= Problem description =
Leaving out all images, write out the records that follow exactly.

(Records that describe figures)
-----

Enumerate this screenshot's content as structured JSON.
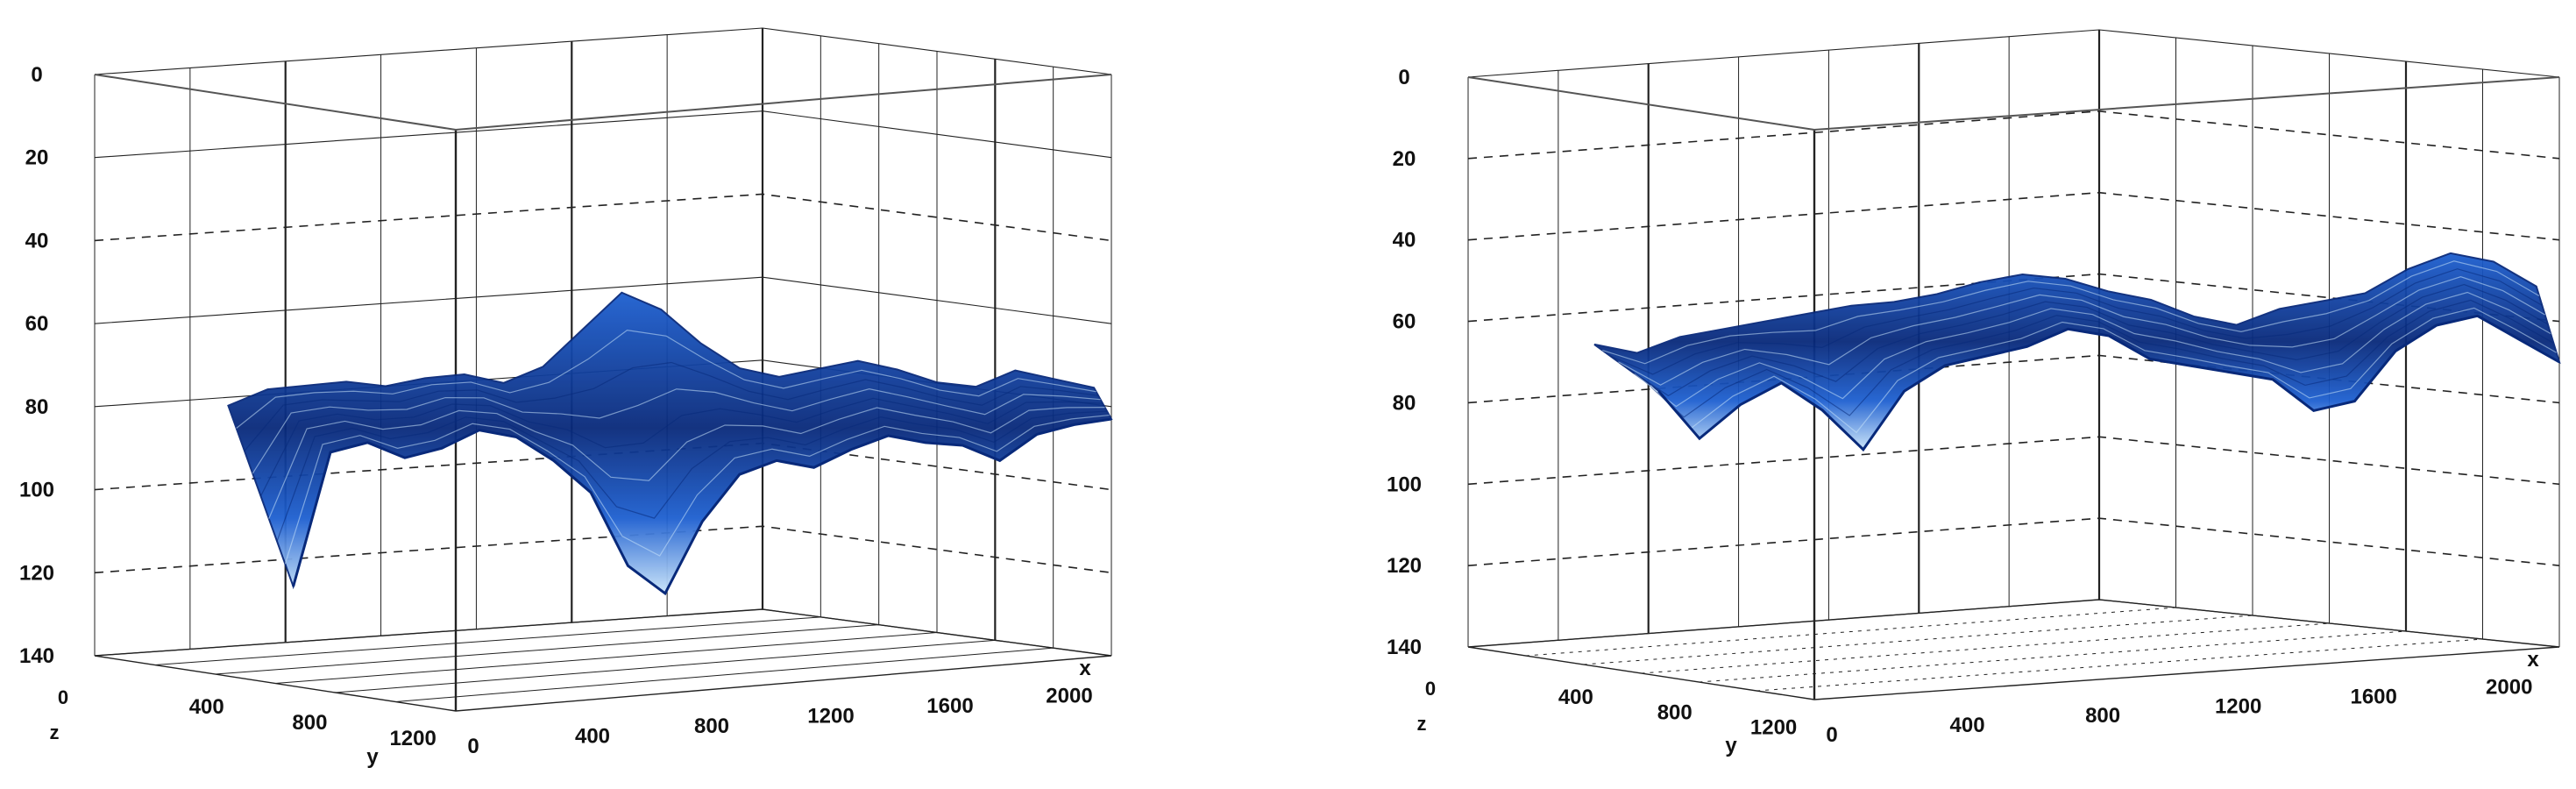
{
  "colors": {
    "surface_dark": "#08297a",
    "surface_mid": "#1d5fd0",
    "surface_light": "#c9e4fa",
    "grid": "#222222",
    "background": "#ffffff"
  },
  "chart_data": [
    {
      "type": "surface",
      "title": "",
      "axes": {
        "x": {
          "label": "x",
          "ticks": [
            "0",
            "400",
            "800",
            "1200",
            "1600",
            "2000"
          ],
          "range": [
            0,
            2200
          ]
        },
        "y": {
          "label": "y",
          "ticks": [
            "400",
            "800",
            "1200"
          ],
          "range": [
            0,
            1400
          ]
        },
        "z": {
          "label": "z",
          "ticks": [
            "0",
            "20",
            "40",
            "60",
            "80",
            "100",
            "120",
            "140"
          ],
          "range": [
            0,
            140
          ],
          "inverted": true,
          "corner_tick": "0"
        }
      },
      "grid": true,
      "front_profile": {
        "x": [
          0,
          100,
          200,
          300,
          400,
          500,
          600,
          700,
          800,
          900,
          1000,
          1100,
          1200,
          1300,
          1400,
          1500,
          1600,
          1700,
          1800,
          1900,
          2000,
          2100,
          2200
        ],
        "z": [
          116,
          84,
          82,
          86,
          84,
          80,
          82,
          88,
          96,
          114,
          121,
          104,
          93,
          90,
          92,
          88,
          85,
          87,
          88,
          92,
          86,
          84,
          83
        ]
      },
      "back_profile": {
        "x": [
          0,
          100,
          200,
          300,
          400,
          500,
          600,
          700,
          800,
          900,
          1000,
          1100,
          1200,
          1300,
          1400,
          1500,
          1600,
          1700,
          1800,
          1900,
          2000,
          2100,
          2200
        ],
        "z": [
          82,
          78,
          77,
          76,
          77,
          75,
          74,
          76,
          72,
          63,
          54,
          58,
          66,
          72,
          74,
          72,
          70,
          72,
          75,
          76,
          72,
          74,
          76
        ]
      }
    },
    {
      "type": "surface",
      "title": "",
      "axes": {
        "x": {
          "label": "x",
          "ticks": [
            "0",
            "400",
            "800",
            "1200",
            "1600",
            "2000"
          ],
          "range": [
            0,
            2200
          ]
        },
        "y": {
          "label": "y",
          "ticks": [
            "400",
            "800",
            "1200"
          ],
          "range": [
            0,
            1400
          ]
        },
        "z": {
          "label": "z",
          "ticks": [
            "0",
            "20",
            "40",
            "60",
            "80",
            "100",
            "120",
            "140"
          ],
          "range": [
            0,
            140
          ],
          "inverted": true,
          "corner_tick": "0"
        }
      },
      "grid": true,
      "front_profile": {
        "x": [
          0,
          100,
          200,
          300,
          400,
          500,
          600,
          700,
          800,
          900,
          1000,
          1100,
          1200,
          1300,
          1400,
          1500,
          1600,
          1700,
          1800,
          1900,
          2000,
          2100,
          2200
        ],
        "z": [
          70,
          82,
          74,
          69,
          76,
          86,
          72,
          66,
          64,
          62,
          58,
          60,
          66,
          68,
          70,
          72,
          80,
          78,
          66,
          60,
          58,
          64,
          70
        ]
      },
      "back_profile": {
        "x": [
          0,
          100,
          200,
          300,
          400,
          500,
          600,
          700,
          800,
          900,
          1000,
          1100,
          1200,
          1300,
          1400,
          1500,
          1600,
          1700,
          1800,
          1900,
          2000,
          2100,
          2200
        ],
        "z": [
          68,
          70,
          66,
          64,
          62,
          60,
          58,
          57,
          55,
          52,
          50,
          51,
          54,
          56,
          60,
          62,
          58,
          56,
          54,
          48,
          44,
          46,
          52
        ]
      }
    }
  ]
}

-----

= Answer =
Enumerate this screenshot's content as structured JSON.
{
  "colors": {
    "surface_dark": "#08297a",
    "surface_mid": "#1d5fd0",
    "surface_light": "#c9e4fa",
    "grid": "#222222",
    "background": "#ffffff"
  },
  "chart_data": [
    {
      "type": "surface",
      "title": "",
      "axes": {
        "x": {
          "label": "x",
          "ticks": [
            "0",
            "400",
            "800",
            "1200",
            "1600",
            "2000"
          ],
          "range": [
            0,
            2200
          ]
        },
        "y": {
          "label": "y",
          "ticks": [
            "400",
            "800",
            "1200"
          ],
          "range": [
            0,
            1400
          ]
        },
        "z": {
          "label": "z",
          "ticks": [
            "0",
            "20",
            "40",
            "60",
            "80",
            "100",
            "120",
            "140"
          ],
          "range": [
            0,
            140
          ],
          "inverted": true,
          "corner_tick": "0"
        }
      },
      "grid": true,
      "front_profile": {
        "x": [
          0,
          100,
          200,
          300,
          400,
          500,
          600,
          700,
          800,
          900,
          1000,
          1100,
          1200,
          1300,
          1400,
          1500,
          1600,
          1700,
          1800,
          1900,
          2000,
          2100,
          2200
        ],
        "z": [
          116,
          84,
          82,
          86,
          84,
          80,
          82,
          88,
          96,
          114,
          121,
          104,
          93,
          90,
          92,
          88,
          85,
          87,
          88,
          92,
          86,
          84,
          83
        ]
      },
      "back_profile": {
        "x": [
          0,
          100,
          200,
          300,
          400,
          500,
          600,
          700,
          800,
          900,
          1000,
          1100,
          1200,
          1300,
          1400,
          1500,
          1600,
          1700,
          1800,
          1900,
          2000,
          2100,
          2200
        ],
        "z": [
          82,
          78,
          77,
          76,
          77,
          75,
          74,
          76,
          72,
          63,
          54,
          58,
          66,
          72,
          74,
          72,
          70,
          72,
          75,
          76,
          72,
          74,
          76
        ]
      }
    },
    {
      "type": "surface",
      "title": "",
      "axes": {
        "x": {
          "label": "x",
          "ticks": [
            "0",
            "400",
            "800",
            "1200",
            "1600",
            "2000"
          ],
          "range": [
            0,
            2200
          ]
        },
        "y": {
          "label": "y",
          "ticks": [
            "400",
            "800",
            "1200"
          ],
          "range": [
            0,
            1400
          ]
        },
        "z": {
          "label": "z",
          "ticks": [
            "0",
            "20",
            "40",
            "60",
            "80",
            "100",
            "120",
            "140"
          ],
          "range": [
            0,
            140
          ],
          "inverted": true,
          "corner_tick": "0"
        }
      },
      "grid": true,
      "front_profile": {
        "x": [
          0,
          100,
          200,
          300,
          400,
          500,
          600,
          700,
          800,
          900,
          1000,
          1100,
          1200,
          1300,
          1400,
          1500,
          1600,
          1700,
          1800,
          1900,
          2000,
          2100,
          2200
        ],
        "z": [
          70,
          82,
          74,
          69,
          76,
          86,
          72,
          66,
          64,
          62,
          58,
          60,
          66,
          68,
          70,
          72,
          80,
          78,
          66,
          60,
          58,
          64,
          70
        ]
      },
      "back_profile": {
        "x": [
          0,
          100,
          200,
          300,
          400,
          500,
          600,
          700,
          800,
          900,
          1000,
          1100,
          1200,
          1300,
          1400,
          1500,
          1600,
          1700,
          1800,
          1900,
          2000,
          2100,
          2200
        ],
        "z": [
          68,
          70,
          66,
          64,
          62,
          60,
          58,
          57,
          55,
          52,
          50,
          51,
          54,
          56,
          60,
          62,
          58,
          56,
          54,
          48,
          44,
          46,
          52
        ]
      }
    }
  ]
}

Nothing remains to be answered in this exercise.